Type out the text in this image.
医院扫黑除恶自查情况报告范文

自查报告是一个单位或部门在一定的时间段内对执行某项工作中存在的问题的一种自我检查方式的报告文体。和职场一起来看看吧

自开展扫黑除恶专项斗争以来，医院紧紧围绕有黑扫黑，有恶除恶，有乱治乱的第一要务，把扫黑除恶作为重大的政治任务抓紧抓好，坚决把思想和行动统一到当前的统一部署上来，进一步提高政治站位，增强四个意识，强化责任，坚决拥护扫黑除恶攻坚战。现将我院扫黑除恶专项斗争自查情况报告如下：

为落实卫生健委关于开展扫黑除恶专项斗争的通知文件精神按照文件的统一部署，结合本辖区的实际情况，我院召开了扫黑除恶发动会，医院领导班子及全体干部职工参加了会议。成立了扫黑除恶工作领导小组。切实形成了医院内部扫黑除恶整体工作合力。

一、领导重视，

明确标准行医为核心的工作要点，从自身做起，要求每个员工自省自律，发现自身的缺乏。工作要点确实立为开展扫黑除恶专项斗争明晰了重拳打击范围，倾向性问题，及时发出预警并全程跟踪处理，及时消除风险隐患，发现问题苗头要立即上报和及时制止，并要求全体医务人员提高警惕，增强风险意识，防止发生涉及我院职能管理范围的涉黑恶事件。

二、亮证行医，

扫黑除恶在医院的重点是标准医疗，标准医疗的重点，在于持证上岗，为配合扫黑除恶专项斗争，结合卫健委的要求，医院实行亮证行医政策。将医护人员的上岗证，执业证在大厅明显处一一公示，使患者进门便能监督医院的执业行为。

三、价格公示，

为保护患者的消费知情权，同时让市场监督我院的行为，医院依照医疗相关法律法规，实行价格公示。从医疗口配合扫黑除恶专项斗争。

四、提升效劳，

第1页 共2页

→ Task to carry out
Reproduce every record above exactly as it appears.

→ The result
Type out the text in this image.
医院扫黑除恶自查情况报告范文

自查报告是一个单位或部门在一定的时间段内对执行某项工作中存在的问题的一种自我检查方式的报告文体。和职场一起来看看吧

自开展扫黑除恶专项斗争以来，医院紧紧围绕有黑扫黑，有恶除恶，有乱治乱的第一要务，把扫黑除恶作为重大的政治任务抓紧抓好，坚决把思想和行动统一到当前的统一部署上来，进一步提高政治站位，增强四个意识，强化责任，坚决拥护扫黑除恶攻坚战。现将我院扫黑除恶专项斗争自查情况报告如下：

为落实卫生健委关于开展扫黑除恶专项斗争的通知文件精神按照文件的统一部署，结合本辖区的实际情况，我院召开了扫黑除恶发动会，医院领导班子及全体干部职工参加了会议。成立了扫黑除恶工作领导小组。切实形成了医院内部扫黑除恶整体工作合力。

一、领导重视，

明确标准行医为核心的工作要点，从自身做起，要求每个员工自省自律，发现自身的缺乏。工作要点确实立为开展扫黑除恶专项斗争明晰了重拳打击范围，倾向性问题，及时发出预警并全程跟踪处理，及时消除风险隐患，发现问题苗头要立即上报和及时制止，并要求全体医务人员提高警惕，增强风险意识，防止发生涉及我院职能管理范围的涉黑恶事件。

二、亮证行医，

扫黑除恶在医院的重点是标准医疗，标准医疗的重点，在于持证上岗，为配合扫黑除恶专项斗争，结合卫健委的要求，医院实行亮证行医政策。将医护人员的上岗证，执业证在大厅明显处一一公示，使患者进门便能监督医院的执业行为。

三、价格公示，

为保护患者的消费知情权，同时让市场监督我院的行为，医院依照医疗相关法律法规，实行价格公示。从医疗口配合扫黑除恶专项斗争。

四、提升效劳，

第1页 共2页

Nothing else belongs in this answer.